*TASK GOAL*
Make an exact copy of all the entries below, with the pictures left out.

— Begin DATA FOR THE TASK —

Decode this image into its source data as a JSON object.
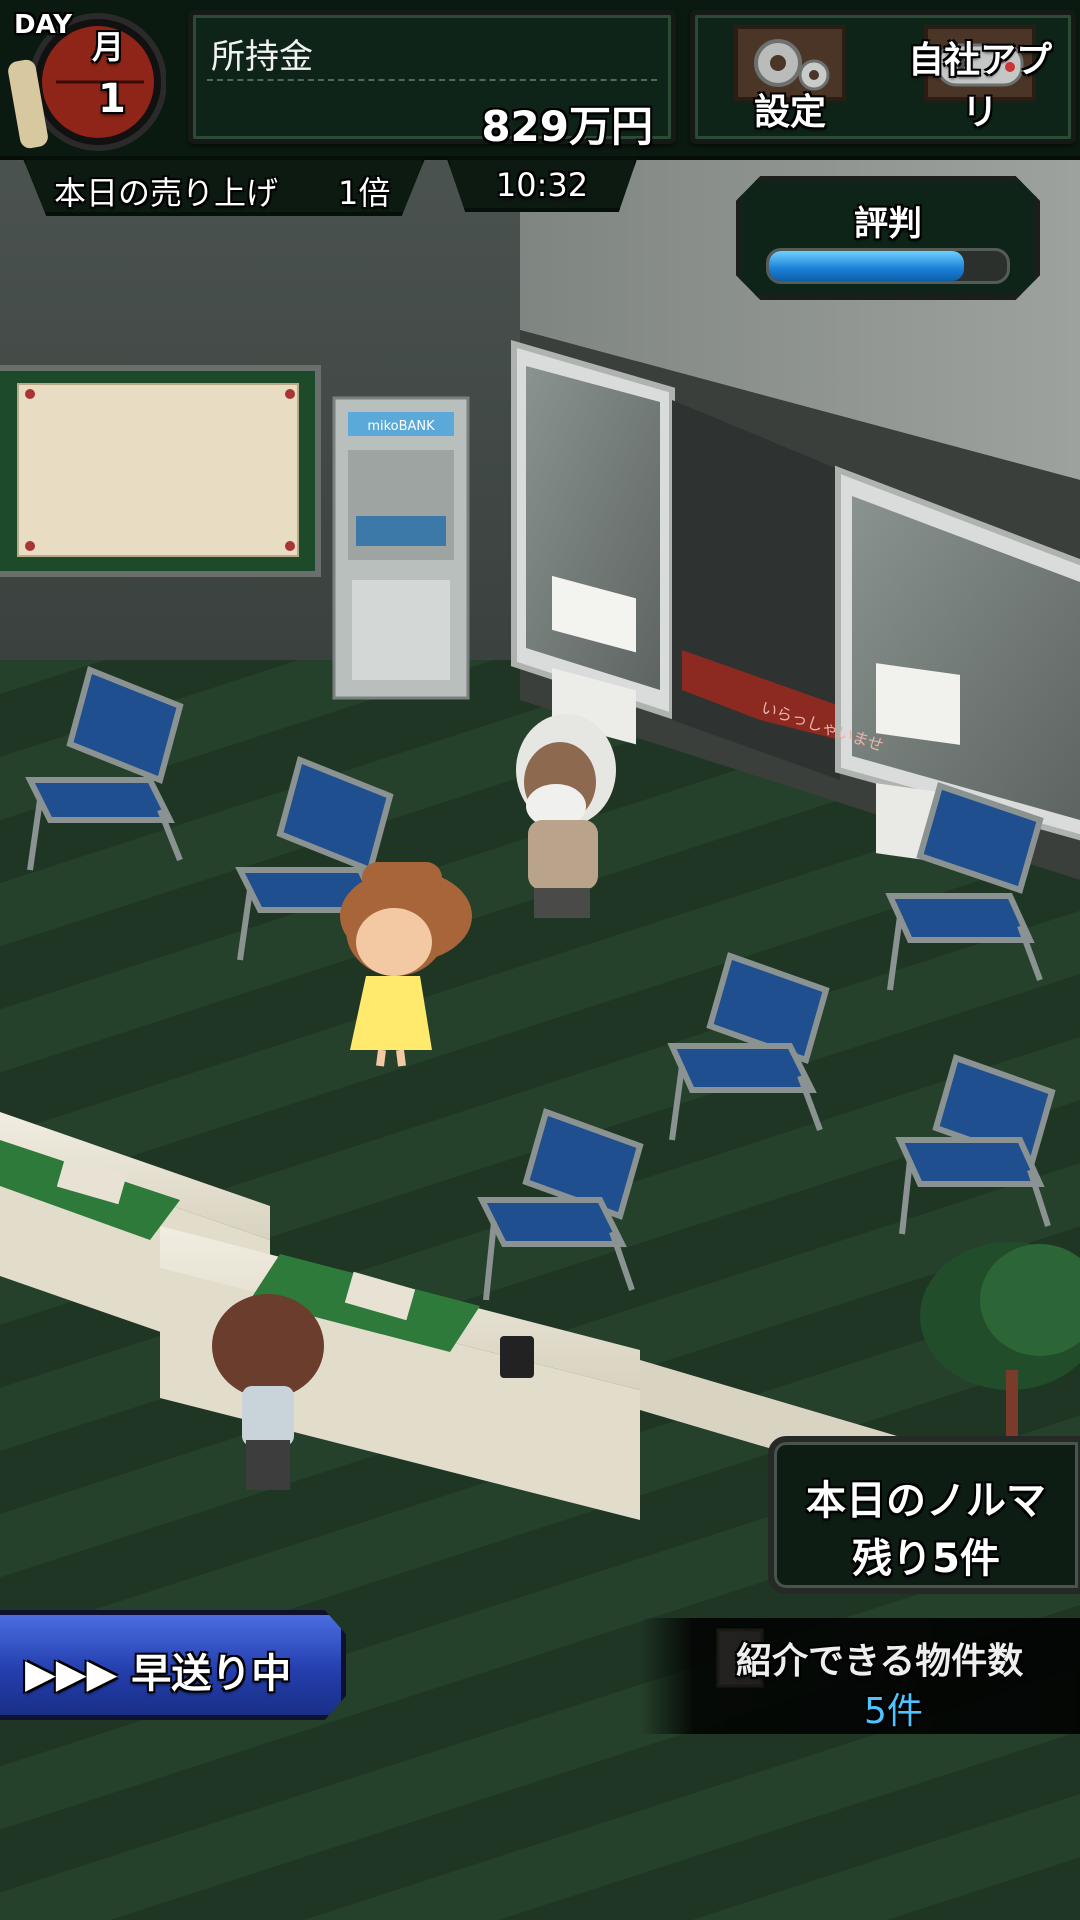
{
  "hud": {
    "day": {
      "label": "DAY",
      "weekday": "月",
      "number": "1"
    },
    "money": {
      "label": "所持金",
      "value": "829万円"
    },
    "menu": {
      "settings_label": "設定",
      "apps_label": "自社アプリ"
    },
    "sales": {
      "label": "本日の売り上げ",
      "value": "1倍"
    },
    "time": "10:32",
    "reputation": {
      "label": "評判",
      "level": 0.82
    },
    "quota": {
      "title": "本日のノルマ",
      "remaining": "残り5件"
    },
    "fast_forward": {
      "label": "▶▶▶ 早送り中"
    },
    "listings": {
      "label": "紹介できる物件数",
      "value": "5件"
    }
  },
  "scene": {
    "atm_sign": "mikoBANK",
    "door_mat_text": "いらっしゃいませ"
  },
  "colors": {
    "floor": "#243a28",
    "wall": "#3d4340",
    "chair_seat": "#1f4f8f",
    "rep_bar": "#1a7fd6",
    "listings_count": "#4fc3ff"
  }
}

— End DATA FOR THE TASK —

*COMPLETE RESPONSE*
Decode this image into its source data as a JSON object.
{
  "hud": {
    "day": {
      "label": "DAY",
      "weekday": "月",
      "number": "1"
    },
    "money": {
      "label": "所持金",
      "value": "829万円"
    },
    "menu": {
      "settings_label": "設定",
      "apps_label": "自社アプリ"
    },
    "sales": {
      "label": "本日の売り上げ",
      "value": "1倍"
    },
    "time": "10:32",
    "reputation": {
      "label": "評判",
      "level": 0.82
    },
    "quota": {
      "title": "本日のノルマ",
      "remaining": "残り5件"
    },
    "fast_forward": {
      "label": "▶▶▶ 早送り中"
    },
    "listings": {
      "label": "紹介できる物件数",
      "value": "5件"
    }
  },
  "scene": {
    "atm_sign": "mikoBANK",
    "door_mat_text": "いらっしゃいませ"
  },
  "colors": {
    "floor": "#243a28",
    "wall": "#3d4340",
    "chair_seat": "#1f4f8f",
    "rep_bar": "#1a7fd6",
    "listings_count": "#4fc3ff"
  }
}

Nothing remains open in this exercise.